▶ [Exercise inputs]
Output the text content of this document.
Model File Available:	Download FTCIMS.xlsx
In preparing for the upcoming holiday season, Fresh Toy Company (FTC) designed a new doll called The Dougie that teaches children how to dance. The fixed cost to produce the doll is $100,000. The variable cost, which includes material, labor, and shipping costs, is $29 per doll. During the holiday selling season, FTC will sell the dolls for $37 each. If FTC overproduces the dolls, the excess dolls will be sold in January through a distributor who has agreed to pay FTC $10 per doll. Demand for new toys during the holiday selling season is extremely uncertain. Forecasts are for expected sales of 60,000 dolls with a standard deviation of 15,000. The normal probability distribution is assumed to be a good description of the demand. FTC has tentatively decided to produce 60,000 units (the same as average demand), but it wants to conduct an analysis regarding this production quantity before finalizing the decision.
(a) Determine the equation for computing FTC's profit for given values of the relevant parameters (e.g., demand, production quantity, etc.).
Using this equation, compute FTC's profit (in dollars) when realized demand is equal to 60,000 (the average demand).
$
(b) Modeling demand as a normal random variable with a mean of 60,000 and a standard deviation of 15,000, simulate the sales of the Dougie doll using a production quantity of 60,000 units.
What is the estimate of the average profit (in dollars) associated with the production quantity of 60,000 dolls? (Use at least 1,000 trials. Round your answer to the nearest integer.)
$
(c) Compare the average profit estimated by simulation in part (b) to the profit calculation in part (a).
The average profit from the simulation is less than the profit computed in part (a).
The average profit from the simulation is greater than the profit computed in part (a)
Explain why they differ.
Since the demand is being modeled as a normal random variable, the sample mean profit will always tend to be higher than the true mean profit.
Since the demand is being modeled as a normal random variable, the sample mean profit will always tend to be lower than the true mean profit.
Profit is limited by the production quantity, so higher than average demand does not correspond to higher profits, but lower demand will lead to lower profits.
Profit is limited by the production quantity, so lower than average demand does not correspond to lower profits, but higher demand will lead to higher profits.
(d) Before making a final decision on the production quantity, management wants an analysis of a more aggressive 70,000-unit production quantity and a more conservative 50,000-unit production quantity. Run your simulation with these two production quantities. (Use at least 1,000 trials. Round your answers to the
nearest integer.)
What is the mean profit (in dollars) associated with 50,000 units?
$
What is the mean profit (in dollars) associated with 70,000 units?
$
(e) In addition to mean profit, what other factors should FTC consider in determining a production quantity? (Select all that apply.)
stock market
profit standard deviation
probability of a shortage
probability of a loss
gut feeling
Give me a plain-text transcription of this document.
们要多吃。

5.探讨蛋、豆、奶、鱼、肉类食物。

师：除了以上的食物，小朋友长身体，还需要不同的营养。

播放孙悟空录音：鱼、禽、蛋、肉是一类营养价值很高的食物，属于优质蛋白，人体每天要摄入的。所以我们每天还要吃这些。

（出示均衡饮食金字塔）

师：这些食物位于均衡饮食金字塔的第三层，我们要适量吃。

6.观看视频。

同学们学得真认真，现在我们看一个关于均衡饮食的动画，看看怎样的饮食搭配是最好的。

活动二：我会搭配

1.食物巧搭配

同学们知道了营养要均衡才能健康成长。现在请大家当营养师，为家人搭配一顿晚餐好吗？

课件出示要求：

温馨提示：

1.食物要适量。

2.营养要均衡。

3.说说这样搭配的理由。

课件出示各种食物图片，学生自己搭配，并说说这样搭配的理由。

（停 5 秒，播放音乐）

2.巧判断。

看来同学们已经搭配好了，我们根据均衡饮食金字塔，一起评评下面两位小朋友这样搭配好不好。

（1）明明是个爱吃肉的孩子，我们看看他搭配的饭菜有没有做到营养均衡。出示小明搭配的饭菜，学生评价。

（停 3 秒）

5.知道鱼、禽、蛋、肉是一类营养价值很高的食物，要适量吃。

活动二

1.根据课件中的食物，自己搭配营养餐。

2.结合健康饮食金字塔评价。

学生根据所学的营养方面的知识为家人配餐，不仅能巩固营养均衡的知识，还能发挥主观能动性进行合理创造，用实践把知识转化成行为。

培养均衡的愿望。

▶ [Written request] Copy only the stretch running from the line containing "Give me a plain-text" to the final line of the entries, both ends included, exactly as it stands.

▶ [Answer below]
Give me a plain-text transcription of this document.
们要多吃。

5.探讨蛋、豆、奶、鱼、肉类食物。

师：除了以上的食物，小朋友长身体，还需要不同的营养。

播放孙悟空录音：鱼、禽、蛋、肉是一类营养价值很高的食物，属于优质蛋白，人体每天要摄入的。所以我们每天还要吃这些。

（出示均衡饮食金字塔）

师：这些食物位于均衡饮食金字塔的第三层，我们要适量吃。

6.观看视频。

同学们学得真认真，现在我们看一个关于均衡饮食的动画，看看怎样的饮食搭配是最好的。

活动二：我会搭配

1.食物巧搭配

同学们知道了营养要均衡才能健康成长。现在请大家当营养师，为家人搭配一顿晚餐好吗？

课件出示要求：

温馨提示：

1.食物要适量。

2.营养要均衡。

3.说说这样搭配的理由。

课件出示各种食物图片，学生自己搭配，并说说这样搭配的理由。

（停 5 秒，播放音乐）

2.巧判断。

看来同学们已经搭配好了，我们根据均衡饮食金字塔，一起评评下面两位小朋友这样搭配好不好。

（1）明明是个爱吃肉的孩子，我们看看他搭配的饭菜有没有做到营养均衡。出示小明搭配的饭菜，学生评价。

（停 3 秒）

5.知道鱼、禽、蛋、肉是一类营养价值很高的食物，要适量吃。

活动二

1.根据课件中的食物，自己搭配营养餐。

2.结合健康饮食金字塔评价。

学生根据所学的营养方面的知识为家人配餐，不仅能巩固营养均衡的知识，还能发挥主观能动性进行合理创造，用实践把知识转化成行为。

培养均衡的愿望。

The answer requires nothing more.